Collected data
───

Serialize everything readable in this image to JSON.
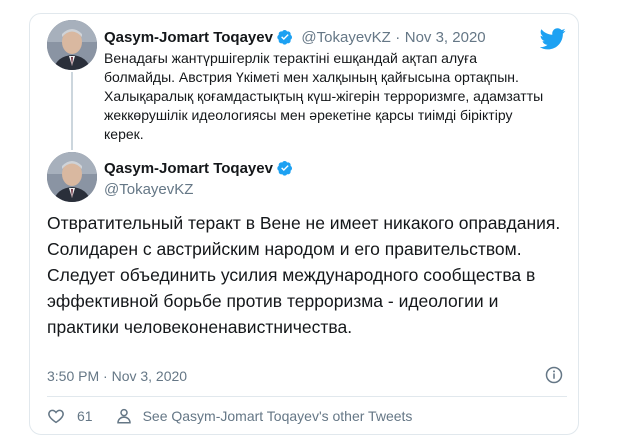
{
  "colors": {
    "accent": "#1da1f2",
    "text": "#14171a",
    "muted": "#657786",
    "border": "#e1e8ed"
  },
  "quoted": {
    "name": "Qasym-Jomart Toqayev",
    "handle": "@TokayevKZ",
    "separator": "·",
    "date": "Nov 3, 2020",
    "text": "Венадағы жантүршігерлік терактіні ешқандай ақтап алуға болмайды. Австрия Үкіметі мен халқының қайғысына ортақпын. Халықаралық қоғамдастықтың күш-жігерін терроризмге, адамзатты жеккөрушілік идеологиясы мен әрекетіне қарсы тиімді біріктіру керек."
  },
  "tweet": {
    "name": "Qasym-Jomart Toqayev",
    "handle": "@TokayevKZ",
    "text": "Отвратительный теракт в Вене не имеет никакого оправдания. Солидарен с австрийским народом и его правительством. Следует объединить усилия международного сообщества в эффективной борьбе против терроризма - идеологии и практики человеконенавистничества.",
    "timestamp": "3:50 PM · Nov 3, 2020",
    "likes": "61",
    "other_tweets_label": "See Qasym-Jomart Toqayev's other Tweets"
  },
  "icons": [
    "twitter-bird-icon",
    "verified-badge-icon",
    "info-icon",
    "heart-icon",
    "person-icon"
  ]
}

───

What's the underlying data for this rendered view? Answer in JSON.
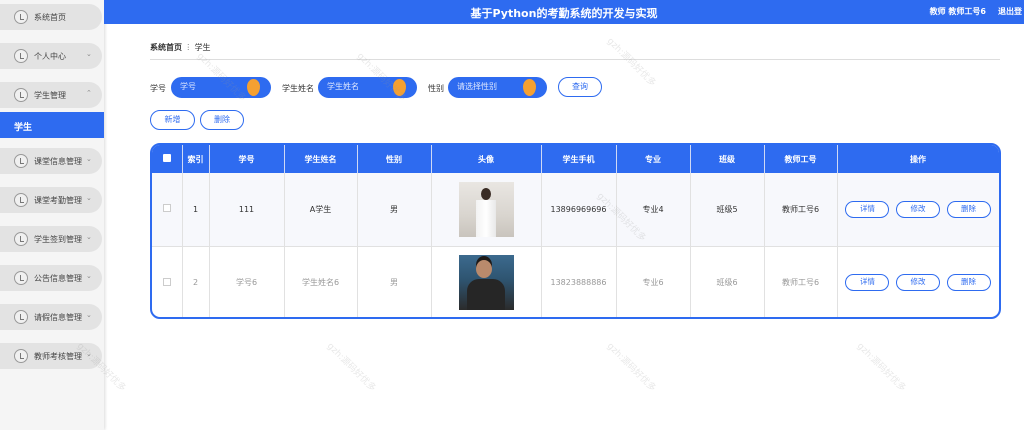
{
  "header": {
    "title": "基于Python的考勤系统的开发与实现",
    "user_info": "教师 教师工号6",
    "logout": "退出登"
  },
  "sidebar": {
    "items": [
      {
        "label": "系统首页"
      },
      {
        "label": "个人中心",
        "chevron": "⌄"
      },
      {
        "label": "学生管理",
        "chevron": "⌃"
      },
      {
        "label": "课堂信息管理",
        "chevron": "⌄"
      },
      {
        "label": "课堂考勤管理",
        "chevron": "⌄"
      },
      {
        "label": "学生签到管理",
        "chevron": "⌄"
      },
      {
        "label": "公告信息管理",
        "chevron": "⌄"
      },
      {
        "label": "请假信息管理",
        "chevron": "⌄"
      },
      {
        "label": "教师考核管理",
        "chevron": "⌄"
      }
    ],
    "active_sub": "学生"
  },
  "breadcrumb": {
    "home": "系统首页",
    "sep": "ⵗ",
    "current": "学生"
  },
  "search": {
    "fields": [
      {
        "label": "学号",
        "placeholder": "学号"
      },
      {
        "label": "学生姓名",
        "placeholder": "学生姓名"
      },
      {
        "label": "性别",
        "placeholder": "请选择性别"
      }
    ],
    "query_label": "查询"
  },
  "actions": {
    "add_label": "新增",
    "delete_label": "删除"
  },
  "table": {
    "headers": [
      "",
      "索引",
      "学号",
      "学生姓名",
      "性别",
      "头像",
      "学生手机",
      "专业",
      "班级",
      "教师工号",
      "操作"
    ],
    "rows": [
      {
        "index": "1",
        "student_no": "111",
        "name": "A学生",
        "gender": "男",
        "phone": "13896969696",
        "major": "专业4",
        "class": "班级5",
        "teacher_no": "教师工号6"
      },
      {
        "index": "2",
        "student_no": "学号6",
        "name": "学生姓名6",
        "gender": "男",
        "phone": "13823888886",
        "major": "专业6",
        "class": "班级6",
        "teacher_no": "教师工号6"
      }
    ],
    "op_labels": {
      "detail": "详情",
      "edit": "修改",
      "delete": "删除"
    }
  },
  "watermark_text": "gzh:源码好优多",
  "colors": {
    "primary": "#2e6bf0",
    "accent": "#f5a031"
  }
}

───

EXERCISE DETAILS
Look over the material above and show each line where "JSON" appears.

RESULT
Serialize everything readable in this image to JSON.
What's the underlying data for this rendered view? Answer in JSON.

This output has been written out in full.